§ **Task brief**
Each line containing the word "JSON" must be collected.

[Start Extracted material]

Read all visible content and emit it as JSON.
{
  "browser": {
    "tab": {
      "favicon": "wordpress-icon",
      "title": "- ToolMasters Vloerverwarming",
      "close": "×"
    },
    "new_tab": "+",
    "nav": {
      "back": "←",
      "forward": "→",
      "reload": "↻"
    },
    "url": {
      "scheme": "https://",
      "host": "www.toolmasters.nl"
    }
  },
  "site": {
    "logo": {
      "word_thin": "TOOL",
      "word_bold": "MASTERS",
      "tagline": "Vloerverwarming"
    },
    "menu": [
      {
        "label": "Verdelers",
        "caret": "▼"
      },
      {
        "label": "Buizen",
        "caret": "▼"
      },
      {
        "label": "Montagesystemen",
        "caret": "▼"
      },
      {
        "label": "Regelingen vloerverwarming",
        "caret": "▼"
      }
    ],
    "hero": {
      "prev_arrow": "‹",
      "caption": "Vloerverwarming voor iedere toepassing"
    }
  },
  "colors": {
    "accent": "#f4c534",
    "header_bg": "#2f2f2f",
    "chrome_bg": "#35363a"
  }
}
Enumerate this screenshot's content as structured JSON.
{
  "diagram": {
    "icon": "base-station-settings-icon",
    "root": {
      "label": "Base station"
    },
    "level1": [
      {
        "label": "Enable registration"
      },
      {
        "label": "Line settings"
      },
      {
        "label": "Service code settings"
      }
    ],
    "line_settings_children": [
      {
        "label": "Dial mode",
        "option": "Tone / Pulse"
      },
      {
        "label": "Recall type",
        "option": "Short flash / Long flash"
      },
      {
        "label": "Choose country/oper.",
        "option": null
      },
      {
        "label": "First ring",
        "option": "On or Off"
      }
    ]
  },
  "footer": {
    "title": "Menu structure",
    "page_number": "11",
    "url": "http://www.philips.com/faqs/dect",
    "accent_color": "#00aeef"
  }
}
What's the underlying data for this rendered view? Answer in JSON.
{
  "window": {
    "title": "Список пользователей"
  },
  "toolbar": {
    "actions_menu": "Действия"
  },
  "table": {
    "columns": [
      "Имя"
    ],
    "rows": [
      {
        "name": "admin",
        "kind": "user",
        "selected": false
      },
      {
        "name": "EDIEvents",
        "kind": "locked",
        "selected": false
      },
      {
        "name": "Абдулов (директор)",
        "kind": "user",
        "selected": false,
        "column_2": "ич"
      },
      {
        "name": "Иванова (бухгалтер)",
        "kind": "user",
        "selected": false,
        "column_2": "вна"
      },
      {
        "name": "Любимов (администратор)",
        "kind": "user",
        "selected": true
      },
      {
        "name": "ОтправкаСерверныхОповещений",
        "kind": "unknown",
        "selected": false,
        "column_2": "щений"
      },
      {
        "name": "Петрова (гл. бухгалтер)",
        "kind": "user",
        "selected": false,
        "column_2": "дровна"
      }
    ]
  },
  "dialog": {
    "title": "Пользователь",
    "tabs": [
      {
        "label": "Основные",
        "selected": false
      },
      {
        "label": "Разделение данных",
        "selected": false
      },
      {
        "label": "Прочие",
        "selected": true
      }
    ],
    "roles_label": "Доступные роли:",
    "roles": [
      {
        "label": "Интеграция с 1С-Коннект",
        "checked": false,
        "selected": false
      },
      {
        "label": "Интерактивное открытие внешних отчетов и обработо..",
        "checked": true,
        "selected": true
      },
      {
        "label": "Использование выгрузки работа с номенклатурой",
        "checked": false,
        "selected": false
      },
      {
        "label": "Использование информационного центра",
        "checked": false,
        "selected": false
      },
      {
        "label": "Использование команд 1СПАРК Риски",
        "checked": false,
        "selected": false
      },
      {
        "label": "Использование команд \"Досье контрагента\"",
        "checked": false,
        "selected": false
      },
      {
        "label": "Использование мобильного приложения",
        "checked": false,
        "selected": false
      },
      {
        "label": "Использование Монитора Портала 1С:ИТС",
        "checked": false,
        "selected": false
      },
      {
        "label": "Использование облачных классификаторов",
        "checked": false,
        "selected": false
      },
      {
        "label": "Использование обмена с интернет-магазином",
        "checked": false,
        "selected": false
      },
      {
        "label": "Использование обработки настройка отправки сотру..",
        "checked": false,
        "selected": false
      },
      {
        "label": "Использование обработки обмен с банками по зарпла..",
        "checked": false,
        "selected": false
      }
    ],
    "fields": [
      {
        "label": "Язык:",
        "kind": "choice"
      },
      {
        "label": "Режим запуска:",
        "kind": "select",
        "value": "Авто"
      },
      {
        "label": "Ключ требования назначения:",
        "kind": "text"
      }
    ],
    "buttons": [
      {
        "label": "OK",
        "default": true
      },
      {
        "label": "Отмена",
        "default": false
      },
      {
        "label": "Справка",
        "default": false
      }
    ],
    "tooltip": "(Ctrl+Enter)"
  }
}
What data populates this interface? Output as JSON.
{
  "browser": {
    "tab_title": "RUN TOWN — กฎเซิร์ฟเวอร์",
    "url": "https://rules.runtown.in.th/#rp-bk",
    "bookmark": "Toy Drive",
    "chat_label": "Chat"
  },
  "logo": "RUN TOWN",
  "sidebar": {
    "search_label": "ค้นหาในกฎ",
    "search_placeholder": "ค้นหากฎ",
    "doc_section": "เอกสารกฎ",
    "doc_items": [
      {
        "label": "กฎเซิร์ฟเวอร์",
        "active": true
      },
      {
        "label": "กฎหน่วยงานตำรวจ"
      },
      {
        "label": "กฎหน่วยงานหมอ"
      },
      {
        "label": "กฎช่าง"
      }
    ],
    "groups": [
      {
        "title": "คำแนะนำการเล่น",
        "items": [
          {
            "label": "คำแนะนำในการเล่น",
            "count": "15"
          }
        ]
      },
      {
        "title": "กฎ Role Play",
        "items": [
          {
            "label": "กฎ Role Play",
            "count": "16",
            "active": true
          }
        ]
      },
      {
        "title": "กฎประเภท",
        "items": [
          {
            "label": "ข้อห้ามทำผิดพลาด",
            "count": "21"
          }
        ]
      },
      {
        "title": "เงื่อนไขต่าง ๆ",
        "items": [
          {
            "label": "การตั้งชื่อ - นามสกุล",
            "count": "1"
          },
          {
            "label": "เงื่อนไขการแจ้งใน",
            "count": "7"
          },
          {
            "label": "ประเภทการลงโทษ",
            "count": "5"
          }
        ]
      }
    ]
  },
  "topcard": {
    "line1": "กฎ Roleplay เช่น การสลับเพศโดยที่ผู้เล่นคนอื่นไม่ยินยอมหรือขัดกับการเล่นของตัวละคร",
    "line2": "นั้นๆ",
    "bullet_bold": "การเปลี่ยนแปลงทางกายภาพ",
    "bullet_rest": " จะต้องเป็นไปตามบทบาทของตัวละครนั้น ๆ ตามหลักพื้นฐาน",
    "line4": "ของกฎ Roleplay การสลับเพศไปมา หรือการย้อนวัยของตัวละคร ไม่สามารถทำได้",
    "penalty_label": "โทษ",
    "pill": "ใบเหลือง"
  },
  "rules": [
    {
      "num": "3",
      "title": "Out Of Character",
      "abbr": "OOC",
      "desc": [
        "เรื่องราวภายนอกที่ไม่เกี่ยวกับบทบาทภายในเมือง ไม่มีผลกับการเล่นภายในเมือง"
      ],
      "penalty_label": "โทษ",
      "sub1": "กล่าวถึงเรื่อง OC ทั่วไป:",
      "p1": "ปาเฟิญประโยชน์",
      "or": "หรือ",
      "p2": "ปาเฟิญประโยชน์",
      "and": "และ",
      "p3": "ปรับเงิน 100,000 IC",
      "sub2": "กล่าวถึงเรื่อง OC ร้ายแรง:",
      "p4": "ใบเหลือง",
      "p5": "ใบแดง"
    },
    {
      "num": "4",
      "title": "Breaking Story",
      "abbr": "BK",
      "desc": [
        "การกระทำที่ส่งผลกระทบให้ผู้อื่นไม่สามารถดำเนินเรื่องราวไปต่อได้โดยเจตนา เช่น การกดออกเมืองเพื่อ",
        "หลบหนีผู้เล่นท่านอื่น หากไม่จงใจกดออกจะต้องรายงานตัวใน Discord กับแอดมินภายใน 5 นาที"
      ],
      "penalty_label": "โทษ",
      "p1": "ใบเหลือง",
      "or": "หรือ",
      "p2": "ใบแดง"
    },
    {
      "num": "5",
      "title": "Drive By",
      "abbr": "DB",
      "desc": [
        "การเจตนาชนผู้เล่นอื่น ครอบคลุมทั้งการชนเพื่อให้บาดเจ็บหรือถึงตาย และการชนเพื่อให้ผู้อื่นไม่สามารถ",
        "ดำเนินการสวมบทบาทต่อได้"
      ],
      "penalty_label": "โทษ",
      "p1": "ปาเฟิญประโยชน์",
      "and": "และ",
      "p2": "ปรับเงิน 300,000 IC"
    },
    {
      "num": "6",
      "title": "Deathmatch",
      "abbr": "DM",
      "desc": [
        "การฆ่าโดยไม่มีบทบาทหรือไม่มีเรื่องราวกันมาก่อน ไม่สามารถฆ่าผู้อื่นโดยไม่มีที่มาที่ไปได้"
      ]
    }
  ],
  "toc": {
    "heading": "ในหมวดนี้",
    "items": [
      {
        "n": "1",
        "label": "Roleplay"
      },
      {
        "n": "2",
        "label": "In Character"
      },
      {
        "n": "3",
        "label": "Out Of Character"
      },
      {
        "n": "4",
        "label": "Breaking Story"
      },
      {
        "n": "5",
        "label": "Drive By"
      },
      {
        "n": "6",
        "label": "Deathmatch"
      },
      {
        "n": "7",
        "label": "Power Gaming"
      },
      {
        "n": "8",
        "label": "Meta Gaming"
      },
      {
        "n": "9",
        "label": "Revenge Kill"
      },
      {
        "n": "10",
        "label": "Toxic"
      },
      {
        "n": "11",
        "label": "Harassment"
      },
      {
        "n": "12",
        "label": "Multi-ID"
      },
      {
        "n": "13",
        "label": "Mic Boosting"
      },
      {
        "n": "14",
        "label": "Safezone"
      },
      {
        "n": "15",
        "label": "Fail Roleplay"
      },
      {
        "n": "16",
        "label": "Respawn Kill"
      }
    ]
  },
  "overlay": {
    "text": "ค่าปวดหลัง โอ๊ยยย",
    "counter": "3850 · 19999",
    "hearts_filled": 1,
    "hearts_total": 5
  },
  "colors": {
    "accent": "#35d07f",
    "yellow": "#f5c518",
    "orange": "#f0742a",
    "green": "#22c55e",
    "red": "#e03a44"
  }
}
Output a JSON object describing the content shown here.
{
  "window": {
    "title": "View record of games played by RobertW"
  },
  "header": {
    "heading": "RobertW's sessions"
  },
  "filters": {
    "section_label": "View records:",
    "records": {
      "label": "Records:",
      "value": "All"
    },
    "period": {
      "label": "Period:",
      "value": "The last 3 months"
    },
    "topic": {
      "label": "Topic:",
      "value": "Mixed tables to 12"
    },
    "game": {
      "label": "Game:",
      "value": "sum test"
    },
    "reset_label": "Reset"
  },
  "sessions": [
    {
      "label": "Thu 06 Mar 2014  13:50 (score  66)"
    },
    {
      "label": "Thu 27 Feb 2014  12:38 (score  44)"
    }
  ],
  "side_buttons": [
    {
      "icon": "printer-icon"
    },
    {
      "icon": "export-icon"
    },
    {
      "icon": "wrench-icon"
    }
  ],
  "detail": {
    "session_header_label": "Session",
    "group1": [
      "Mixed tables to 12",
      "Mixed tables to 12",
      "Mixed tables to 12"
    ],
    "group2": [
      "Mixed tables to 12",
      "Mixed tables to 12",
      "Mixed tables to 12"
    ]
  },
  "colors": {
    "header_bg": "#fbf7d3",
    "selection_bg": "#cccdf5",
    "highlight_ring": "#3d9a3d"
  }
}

[End Extracted material]

§ **Reply**
Read all visible content and emit it as JSON.
Enumerate this screenshot's content as structured JSON.
What's the underlying data for this rendered view? Answer in JSON.
What data populates this interface? Output as JSON.
Output a JSON object describing the content shown here.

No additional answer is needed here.